↓↓↓

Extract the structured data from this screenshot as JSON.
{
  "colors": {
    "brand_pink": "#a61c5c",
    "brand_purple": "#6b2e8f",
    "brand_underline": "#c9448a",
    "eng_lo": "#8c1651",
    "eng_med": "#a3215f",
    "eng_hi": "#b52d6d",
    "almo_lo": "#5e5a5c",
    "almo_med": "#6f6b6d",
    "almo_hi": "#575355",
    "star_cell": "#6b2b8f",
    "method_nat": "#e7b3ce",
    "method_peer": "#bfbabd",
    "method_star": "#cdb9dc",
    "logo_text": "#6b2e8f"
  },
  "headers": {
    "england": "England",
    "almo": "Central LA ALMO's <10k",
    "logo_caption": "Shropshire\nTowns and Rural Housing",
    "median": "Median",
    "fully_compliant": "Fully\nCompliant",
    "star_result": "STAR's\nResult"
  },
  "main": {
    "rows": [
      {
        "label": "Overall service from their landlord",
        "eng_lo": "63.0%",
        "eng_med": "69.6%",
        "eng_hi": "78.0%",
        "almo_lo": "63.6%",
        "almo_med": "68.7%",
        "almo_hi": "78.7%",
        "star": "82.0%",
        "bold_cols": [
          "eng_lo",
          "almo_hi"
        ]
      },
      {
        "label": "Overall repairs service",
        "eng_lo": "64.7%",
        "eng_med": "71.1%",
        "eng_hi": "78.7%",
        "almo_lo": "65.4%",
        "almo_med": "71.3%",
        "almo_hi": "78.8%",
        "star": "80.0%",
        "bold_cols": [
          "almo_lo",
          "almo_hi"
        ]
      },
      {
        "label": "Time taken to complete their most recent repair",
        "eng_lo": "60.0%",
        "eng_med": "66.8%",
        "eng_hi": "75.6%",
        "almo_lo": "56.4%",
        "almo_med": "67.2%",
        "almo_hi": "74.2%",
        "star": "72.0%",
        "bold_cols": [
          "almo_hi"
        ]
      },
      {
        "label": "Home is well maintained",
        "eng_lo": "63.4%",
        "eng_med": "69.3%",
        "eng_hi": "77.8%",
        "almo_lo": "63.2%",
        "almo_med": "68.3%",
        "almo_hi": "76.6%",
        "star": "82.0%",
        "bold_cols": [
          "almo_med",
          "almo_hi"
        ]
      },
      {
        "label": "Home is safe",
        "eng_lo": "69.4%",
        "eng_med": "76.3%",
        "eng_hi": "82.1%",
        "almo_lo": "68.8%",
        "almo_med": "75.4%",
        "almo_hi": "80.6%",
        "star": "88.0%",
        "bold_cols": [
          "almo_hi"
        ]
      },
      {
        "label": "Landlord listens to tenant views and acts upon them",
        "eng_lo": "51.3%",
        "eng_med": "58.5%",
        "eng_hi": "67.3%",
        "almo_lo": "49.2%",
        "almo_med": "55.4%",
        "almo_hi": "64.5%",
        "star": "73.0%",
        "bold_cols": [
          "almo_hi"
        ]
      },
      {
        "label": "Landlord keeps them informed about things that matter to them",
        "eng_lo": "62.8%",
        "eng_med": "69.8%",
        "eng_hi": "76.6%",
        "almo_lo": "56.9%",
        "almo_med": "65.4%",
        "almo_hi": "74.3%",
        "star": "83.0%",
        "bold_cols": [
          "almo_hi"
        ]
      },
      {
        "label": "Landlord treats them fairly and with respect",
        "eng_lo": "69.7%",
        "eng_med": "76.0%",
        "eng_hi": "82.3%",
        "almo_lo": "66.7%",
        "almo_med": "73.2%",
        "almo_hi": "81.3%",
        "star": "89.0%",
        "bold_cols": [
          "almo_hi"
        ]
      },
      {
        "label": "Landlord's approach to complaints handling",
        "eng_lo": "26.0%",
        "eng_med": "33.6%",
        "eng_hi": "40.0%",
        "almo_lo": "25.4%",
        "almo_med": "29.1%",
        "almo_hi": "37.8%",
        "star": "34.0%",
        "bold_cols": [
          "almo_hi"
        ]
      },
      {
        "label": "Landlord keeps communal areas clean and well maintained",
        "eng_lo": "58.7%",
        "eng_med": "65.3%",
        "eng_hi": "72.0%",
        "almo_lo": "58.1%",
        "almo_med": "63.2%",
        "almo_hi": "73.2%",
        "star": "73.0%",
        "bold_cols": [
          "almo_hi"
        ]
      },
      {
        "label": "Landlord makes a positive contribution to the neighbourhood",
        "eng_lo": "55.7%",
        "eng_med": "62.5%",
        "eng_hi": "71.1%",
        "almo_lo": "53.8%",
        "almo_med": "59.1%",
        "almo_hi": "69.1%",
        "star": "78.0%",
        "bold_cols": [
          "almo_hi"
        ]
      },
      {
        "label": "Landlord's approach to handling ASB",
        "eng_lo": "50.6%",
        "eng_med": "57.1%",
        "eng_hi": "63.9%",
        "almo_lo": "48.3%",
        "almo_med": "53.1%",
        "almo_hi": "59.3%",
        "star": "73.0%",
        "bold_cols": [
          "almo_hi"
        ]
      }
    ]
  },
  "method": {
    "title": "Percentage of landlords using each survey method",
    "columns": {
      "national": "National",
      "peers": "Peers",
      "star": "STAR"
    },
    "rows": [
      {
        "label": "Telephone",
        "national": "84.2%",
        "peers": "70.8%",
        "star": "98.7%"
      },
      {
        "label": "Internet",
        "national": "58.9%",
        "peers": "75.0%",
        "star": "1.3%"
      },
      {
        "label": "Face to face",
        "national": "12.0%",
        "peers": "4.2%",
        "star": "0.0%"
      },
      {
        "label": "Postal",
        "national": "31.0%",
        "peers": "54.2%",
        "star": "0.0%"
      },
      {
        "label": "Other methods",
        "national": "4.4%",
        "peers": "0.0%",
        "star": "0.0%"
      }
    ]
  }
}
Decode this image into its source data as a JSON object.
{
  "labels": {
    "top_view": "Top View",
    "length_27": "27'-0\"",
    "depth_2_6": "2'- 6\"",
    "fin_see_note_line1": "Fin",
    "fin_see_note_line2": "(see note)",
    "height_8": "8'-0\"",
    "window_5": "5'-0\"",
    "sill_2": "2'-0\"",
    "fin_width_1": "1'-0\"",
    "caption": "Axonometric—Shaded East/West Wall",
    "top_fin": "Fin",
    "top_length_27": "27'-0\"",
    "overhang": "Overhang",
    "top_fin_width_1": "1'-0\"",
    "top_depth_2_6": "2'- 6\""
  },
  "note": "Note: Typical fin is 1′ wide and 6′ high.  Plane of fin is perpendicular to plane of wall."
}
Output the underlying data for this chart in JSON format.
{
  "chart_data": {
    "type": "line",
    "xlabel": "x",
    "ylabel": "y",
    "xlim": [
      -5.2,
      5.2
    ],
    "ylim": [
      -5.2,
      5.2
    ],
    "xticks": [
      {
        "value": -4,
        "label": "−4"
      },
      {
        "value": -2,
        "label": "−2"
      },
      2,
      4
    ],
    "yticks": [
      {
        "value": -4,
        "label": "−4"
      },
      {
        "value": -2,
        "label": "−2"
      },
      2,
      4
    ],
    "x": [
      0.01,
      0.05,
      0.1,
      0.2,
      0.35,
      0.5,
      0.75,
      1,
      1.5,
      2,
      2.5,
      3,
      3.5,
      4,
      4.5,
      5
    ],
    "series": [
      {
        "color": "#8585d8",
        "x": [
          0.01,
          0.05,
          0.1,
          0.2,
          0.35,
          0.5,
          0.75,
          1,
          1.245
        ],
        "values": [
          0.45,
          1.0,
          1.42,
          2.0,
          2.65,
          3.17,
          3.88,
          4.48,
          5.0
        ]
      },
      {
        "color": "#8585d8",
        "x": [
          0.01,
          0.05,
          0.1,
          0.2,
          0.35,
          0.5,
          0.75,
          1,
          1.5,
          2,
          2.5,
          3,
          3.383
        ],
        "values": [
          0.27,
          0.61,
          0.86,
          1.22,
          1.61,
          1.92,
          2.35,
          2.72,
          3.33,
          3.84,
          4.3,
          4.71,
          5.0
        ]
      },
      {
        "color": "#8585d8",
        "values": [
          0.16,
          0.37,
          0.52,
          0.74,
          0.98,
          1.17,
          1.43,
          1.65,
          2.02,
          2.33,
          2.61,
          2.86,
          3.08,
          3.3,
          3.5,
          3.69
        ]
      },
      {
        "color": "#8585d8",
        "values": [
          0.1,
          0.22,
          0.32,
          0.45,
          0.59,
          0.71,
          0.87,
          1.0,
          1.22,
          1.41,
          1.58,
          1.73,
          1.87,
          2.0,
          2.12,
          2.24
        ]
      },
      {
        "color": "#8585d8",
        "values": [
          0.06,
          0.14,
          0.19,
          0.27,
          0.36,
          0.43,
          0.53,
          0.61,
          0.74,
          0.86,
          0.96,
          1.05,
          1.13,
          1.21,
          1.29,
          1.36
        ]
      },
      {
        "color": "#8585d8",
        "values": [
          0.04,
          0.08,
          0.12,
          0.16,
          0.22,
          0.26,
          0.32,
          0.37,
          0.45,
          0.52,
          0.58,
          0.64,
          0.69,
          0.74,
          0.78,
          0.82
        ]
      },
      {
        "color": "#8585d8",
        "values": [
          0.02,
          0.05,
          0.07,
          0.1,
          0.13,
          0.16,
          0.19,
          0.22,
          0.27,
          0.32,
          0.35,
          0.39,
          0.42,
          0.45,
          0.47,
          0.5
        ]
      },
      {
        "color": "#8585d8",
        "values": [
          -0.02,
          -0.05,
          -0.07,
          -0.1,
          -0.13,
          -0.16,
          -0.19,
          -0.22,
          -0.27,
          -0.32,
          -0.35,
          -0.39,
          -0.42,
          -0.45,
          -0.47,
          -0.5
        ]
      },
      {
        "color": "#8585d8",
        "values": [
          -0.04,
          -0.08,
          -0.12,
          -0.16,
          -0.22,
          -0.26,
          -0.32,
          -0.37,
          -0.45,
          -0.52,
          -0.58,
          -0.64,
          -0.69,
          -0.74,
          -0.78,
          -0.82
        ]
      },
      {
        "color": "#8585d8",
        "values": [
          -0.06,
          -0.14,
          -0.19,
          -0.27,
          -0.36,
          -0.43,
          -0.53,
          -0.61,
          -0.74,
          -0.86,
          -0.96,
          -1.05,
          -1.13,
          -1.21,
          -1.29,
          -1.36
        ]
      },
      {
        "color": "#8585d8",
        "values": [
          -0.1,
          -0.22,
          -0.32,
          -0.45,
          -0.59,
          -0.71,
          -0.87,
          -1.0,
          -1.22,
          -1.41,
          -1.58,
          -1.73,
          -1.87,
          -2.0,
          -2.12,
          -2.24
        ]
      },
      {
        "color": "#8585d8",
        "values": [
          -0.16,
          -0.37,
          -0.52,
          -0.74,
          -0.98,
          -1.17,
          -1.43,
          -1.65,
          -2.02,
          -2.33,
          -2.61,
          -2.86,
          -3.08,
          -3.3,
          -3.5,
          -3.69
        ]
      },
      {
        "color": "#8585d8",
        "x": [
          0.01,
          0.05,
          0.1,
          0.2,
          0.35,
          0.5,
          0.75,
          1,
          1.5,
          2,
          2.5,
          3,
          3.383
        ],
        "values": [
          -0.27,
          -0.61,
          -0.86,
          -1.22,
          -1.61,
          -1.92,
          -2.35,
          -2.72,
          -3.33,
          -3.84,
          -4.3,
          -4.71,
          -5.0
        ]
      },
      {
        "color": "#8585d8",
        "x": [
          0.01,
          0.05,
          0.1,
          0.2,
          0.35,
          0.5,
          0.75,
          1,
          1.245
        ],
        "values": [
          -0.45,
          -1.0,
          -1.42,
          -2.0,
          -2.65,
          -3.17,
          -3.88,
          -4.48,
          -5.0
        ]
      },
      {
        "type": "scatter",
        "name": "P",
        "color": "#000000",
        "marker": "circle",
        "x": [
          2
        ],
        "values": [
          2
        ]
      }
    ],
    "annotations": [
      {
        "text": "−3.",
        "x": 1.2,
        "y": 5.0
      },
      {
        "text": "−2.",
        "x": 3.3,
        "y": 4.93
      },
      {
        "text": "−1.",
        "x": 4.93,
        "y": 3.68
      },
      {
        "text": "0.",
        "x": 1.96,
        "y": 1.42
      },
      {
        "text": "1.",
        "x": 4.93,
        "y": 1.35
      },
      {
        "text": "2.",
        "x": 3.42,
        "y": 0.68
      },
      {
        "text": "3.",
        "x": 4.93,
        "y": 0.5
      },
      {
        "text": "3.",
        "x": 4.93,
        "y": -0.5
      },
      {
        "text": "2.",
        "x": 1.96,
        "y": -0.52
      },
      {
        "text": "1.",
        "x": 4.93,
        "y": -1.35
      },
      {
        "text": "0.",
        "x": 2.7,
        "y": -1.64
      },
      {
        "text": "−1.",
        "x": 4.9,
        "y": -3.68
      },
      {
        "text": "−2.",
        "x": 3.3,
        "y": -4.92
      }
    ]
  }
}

↑↑↑

_What is required:_
Find the word "Overall" in the records and pull out each line that has it.

_Response for this exercise:_
        "label": "Overall service from their landlord",
        "label": "Overall repairs service",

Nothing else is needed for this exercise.